*TO DO*. Print every line of the listing exactly, please.

Saved entries:
= = = = = = =

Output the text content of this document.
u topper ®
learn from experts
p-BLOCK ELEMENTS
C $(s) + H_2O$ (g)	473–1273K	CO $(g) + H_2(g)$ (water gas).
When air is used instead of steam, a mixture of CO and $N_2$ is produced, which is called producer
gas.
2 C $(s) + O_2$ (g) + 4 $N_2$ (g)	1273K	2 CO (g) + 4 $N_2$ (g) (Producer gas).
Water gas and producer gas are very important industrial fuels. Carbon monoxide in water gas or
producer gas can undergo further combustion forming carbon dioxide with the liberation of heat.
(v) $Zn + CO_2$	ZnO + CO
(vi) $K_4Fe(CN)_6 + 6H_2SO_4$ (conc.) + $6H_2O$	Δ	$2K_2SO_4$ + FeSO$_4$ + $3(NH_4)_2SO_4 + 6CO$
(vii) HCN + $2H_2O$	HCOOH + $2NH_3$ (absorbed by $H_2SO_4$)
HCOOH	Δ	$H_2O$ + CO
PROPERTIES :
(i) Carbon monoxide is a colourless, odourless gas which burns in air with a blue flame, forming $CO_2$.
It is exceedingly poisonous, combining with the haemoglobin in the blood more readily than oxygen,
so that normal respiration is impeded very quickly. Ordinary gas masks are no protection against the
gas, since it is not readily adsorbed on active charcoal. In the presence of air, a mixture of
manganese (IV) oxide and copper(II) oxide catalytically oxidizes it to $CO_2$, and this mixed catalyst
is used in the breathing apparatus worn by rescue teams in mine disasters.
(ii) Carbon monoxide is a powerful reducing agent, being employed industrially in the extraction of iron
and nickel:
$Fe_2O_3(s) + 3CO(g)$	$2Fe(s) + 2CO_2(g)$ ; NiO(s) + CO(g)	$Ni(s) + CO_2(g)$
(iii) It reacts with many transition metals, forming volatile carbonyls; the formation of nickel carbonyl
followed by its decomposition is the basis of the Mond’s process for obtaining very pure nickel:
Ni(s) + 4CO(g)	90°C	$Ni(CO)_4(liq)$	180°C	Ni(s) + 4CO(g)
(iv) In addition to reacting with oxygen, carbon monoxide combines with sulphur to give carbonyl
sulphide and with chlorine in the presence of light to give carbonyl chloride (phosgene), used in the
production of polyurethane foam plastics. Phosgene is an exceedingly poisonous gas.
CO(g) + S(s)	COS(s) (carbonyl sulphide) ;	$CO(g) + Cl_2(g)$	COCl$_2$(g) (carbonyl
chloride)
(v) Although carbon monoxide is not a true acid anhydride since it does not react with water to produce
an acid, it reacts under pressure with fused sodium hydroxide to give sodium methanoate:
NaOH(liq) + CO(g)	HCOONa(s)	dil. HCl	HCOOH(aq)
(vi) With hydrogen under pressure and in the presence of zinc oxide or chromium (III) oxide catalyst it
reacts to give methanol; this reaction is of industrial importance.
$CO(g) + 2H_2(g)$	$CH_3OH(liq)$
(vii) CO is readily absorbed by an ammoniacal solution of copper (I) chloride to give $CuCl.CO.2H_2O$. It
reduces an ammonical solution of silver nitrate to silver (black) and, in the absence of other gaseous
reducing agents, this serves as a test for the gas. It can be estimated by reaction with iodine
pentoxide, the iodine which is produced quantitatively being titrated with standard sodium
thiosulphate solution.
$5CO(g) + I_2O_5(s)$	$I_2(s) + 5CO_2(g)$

= = = = = = =

*THE OUTPUT*.
Output the text content of this document.
u topper ®
learn from experts
p-BLOCK ELEMENTS
C $(s) + H_2O$ (g)	473–1273K	CO $(g) + H_2(g)$ (water gas).
When air is used instead of steam, a mixture of CO and $N_2$ is produced, which is called producer
gas.
2 C $(s) + O_2$ (g) + 4 $N_2$ (g)	1273K	2 CO (g) + 4 $N_2$ (g) (Producer gas).
Water gas and producer gas are very important industrial fuels. Carbon monoxide in water gas or
producer gas can undergo further combustion forming carbon dioxide with the liberation of heat.
(v) $Zn + CO_2$	ZnO + CO
(vi) $K_4Fe(CN)_6 + 6H_2SO_4$ (conc.) + $6H_2O$	Δ	$2K_2SO_4$ + FeSO$_4$ + $3(NH_4)_2SO_4 + 6CO$
(vii) HCN + $2H_2O$	HCOOH + $2NH_3$ (absorbed by $H_2SO_4$)
HCOOH	Δ	$H_2O$ + CO
PROPERTIES :
(i) Carbon monoxide is a colourless, odourless gas which burns in air with a blue flame, forming $CO_2$.
It is exceedingly poisonous, combining with the haemoglobin in the blood more readily than oxygen,
so that normal respiration is impeded very quickly. Ordinary gas masks are no protection against the
gas, since it is not readily adsorbed on active charcoal. In the presence of air, a mixture of
manganese (IV) oxide and copper(II) oxide catalytically oxidizes it to $CO_2$, and this mixed catalyst
is used in the breathing apparatus worn by rescue teams in mine disasters.
(ii) Carbon monoxide is a powerful reducing agent, being employed industrially in the extraction of iron
and nickel:
$Fe_2O_3(s) + 3CO(g)$	$2Fe(s) + 2CO_2(g)$ ; NiO(s) + CO(g)	$Ni(s) + CO_2(g)$
(iii) It reacts with many transition metals, forming volatile carbonyls; the formation of nickel carbonyl
followed by its decomposition is the basis of the Mond’s process for obtaining very pure nickel:
Ni(s) + 4CO(g)	90°C	$Ni(CO)_4(liq)$	180°C	Ni(s) + 4CO(g)
(iv) In addition to reacting with oxygen, carbon monoxide combines with sulphur to give carbonyl
sulphide and with chlorine in the presence of light to give carbonyl chloride (phosgene), used in the
production of polyurethane foam plastics. Phosgene is an exceedingly poisonous gas.
CO(g) + S(s)	COS(s) (carbonyl sulphide) ;	$CO(g) + Cl_2(g)$	COCl$_2$(g) (carbonyl
chloride)
(v) Although carbon monoxide is not a true acid anhydride since it does not react with water to produce
an acid, it reacts under pressure with fused sodium hydroxide to give sodium methanoate:
NaOH(liq) + CO(g)	HCOONa(s)	dil. HCl	HCOOH(aq)
(vi) With hydrogen under pressure and in the presence of zinc oxide or chromium (III) oxide catalyst it
reacts to give methanol; this reaction is of industrial importance.
$CO(g) + 2H_2(g)$	$CH_3OH(liq)$
(vii) CO is readily absorbed by an ammoniacal solution of copper (I) chloride to give $CuCl.CO.2H_2O$. It
reduces an ammonical solution of silver nitrate to silver (black) and, in the absence of other gaseous
reducing agents, this serves as a test for the gas. It can be estimated by reaction with iodine
pentoxide, the iodine which is produced quantitatively being titrated with standard sodium
thiosulphate solution.
$5CO(g) + I_2O_5(s)$	$I_2(s) + 5CO_2(g)$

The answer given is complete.